Problem description: Return only the count of lines in which the word "laskennallinen" appears.

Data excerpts

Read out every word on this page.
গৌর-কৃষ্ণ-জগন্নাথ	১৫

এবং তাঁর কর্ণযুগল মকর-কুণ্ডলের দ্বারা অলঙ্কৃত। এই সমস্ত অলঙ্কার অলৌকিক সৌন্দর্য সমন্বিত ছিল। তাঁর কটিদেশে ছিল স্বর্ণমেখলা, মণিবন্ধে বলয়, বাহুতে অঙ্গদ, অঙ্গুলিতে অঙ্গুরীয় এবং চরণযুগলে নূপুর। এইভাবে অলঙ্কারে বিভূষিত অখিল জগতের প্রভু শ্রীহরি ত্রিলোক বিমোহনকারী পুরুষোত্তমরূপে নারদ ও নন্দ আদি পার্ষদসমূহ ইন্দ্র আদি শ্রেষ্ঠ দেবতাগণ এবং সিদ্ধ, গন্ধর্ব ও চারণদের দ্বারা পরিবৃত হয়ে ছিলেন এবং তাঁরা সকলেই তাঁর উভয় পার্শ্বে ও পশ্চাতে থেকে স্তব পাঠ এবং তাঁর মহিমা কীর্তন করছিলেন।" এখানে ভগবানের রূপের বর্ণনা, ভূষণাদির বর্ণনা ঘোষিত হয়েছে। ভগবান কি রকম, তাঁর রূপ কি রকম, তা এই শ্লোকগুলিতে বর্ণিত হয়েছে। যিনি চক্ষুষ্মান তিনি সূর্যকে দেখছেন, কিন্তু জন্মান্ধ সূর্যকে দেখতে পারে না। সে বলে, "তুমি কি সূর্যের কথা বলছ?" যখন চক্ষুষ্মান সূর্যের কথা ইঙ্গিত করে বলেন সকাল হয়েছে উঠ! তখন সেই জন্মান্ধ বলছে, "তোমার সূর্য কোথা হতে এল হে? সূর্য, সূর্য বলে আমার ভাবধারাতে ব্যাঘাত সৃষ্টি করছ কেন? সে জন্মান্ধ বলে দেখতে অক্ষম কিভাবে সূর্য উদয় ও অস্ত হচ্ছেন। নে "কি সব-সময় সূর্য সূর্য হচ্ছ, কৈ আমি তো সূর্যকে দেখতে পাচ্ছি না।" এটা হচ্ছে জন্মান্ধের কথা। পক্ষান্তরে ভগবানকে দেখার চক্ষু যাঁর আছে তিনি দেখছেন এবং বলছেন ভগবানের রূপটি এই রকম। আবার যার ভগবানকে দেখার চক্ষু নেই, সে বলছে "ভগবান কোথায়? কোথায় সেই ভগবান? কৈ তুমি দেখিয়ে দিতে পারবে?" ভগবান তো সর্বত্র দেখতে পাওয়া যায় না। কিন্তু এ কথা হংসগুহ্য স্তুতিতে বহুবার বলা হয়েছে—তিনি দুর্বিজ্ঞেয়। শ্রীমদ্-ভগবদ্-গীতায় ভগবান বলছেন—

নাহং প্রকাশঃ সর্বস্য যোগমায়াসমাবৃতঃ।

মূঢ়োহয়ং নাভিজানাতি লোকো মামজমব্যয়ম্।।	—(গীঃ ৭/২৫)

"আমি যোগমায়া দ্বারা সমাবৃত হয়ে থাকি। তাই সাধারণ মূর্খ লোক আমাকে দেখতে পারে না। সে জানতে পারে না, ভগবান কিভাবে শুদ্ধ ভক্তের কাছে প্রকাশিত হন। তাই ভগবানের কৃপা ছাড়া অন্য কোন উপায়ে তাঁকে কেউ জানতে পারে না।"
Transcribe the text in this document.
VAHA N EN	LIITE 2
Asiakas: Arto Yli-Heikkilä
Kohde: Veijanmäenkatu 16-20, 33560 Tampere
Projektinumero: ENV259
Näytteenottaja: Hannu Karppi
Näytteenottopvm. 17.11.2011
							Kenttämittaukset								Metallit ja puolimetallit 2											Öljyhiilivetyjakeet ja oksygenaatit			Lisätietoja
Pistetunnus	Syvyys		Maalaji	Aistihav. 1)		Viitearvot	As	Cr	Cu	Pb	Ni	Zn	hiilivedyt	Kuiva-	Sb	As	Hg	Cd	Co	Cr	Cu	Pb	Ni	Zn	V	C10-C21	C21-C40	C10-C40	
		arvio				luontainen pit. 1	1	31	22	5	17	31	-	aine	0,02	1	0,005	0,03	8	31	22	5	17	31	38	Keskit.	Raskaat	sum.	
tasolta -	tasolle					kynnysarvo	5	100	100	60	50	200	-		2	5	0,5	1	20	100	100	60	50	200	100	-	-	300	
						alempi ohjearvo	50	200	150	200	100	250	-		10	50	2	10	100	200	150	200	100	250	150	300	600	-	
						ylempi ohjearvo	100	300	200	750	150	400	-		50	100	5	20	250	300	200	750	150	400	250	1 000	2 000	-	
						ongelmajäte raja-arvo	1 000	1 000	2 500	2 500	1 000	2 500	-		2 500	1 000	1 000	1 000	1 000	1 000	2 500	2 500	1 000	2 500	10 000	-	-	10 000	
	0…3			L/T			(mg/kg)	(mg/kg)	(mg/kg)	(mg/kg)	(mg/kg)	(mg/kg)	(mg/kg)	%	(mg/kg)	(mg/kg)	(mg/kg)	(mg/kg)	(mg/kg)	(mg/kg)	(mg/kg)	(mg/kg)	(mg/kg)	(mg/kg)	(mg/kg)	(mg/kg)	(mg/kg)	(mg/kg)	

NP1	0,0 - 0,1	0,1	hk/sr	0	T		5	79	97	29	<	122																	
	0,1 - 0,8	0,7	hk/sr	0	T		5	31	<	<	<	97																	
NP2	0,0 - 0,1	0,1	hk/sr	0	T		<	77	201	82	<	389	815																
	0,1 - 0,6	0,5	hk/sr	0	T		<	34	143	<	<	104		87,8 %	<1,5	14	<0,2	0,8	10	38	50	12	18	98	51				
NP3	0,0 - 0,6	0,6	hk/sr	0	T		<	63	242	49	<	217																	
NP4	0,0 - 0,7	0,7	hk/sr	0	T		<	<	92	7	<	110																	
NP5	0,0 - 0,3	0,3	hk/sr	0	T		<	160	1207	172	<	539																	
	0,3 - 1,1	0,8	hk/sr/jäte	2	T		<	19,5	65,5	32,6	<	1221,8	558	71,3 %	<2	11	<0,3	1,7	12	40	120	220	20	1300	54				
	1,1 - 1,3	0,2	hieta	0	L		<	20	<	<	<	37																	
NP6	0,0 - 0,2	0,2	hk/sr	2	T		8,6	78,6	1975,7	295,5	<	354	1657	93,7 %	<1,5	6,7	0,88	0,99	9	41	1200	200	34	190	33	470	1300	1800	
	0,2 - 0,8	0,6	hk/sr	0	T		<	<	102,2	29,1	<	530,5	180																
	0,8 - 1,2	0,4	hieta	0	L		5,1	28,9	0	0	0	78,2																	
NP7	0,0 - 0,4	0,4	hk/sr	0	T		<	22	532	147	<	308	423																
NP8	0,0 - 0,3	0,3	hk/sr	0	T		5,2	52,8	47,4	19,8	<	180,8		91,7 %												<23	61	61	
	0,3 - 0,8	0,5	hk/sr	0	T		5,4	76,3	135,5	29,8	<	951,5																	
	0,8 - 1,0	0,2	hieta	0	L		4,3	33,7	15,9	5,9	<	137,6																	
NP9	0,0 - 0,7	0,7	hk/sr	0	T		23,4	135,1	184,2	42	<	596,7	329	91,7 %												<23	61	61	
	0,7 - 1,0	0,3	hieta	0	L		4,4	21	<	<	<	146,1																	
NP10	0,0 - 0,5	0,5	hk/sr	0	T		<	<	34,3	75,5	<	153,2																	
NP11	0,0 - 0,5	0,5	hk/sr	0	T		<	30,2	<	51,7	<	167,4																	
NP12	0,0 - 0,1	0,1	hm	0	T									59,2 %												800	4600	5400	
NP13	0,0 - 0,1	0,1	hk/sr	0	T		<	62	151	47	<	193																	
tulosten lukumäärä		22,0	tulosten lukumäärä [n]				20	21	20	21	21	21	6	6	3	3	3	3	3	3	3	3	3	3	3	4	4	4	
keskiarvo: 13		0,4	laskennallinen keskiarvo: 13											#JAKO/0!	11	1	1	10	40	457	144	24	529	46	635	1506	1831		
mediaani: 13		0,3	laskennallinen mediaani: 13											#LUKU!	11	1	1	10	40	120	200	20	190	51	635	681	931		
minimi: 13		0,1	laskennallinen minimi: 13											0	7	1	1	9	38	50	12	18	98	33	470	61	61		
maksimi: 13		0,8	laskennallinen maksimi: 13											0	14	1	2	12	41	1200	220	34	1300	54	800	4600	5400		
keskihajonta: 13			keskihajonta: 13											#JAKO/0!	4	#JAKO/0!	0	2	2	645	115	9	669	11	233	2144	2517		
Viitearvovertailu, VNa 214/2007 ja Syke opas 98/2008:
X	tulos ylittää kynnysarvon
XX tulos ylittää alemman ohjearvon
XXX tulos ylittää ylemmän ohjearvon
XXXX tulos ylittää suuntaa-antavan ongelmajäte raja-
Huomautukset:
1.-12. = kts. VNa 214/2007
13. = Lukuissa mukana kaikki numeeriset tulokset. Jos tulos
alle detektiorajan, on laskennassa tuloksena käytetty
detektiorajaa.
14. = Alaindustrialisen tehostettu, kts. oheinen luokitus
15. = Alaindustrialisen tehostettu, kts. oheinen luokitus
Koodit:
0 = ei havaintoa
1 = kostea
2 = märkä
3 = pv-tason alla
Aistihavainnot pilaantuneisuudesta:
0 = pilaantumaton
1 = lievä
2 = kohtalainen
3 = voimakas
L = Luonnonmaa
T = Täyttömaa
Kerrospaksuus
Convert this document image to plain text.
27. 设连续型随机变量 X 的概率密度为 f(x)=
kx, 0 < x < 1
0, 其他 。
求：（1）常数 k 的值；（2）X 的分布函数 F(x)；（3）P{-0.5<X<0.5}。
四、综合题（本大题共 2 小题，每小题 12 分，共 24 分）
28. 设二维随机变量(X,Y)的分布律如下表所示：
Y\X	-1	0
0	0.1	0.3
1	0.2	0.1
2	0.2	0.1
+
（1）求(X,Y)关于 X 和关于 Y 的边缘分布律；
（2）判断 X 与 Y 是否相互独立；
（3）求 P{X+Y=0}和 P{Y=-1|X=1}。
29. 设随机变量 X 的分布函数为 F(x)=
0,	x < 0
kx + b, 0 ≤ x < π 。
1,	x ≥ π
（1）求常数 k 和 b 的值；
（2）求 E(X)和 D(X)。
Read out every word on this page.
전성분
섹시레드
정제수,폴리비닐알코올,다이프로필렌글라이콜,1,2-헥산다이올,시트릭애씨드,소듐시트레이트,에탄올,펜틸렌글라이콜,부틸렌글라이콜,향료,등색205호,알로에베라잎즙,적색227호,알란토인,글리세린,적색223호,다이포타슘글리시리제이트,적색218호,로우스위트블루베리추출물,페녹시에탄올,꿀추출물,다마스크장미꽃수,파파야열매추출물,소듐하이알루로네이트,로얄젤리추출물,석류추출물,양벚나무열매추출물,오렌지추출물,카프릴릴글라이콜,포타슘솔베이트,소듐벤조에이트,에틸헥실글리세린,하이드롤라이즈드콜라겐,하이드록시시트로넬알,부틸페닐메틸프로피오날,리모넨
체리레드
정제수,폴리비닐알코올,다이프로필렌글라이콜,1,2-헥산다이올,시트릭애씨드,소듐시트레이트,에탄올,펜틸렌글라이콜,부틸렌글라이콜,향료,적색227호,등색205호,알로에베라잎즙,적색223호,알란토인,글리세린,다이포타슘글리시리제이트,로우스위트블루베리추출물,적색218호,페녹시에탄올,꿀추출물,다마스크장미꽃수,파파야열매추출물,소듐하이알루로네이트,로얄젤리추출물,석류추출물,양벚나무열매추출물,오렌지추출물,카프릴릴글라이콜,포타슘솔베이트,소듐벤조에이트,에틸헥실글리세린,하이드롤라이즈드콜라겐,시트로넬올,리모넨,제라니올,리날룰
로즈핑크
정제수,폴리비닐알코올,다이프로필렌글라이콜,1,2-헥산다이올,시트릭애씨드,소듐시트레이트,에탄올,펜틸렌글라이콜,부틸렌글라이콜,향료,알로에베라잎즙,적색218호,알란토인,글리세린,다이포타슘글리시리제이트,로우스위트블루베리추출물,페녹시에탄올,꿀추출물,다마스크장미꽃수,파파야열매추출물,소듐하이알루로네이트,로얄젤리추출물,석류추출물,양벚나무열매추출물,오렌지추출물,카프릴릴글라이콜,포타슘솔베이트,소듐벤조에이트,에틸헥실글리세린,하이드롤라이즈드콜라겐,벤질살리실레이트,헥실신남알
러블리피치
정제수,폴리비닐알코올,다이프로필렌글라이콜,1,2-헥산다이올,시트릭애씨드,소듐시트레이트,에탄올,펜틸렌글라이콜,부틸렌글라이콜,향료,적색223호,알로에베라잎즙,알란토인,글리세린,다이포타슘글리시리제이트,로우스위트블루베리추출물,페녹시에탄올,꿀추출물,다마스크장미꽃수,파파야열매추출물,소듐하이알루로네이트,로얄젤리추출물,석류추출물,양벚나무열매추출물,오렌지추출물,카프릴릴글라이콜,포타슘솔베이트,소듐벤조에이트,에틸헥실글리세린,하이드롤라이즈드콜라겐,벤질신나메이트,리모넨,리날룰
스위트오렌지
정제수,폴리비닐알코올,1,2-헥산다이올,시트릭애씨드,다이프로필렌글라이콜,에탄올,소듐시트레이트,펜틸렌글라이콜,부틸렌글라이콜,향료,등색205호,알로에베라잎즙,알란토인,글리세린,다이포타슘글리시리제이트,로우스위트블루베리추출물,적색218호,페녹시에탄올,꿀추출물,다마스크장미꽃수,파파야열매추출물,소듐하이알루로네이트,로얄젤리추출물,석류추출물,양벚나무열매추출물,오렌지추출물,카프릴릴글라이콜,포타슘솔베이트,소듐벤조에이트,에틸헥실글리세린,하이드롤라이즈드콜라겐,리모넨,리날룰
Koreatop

Task response: 4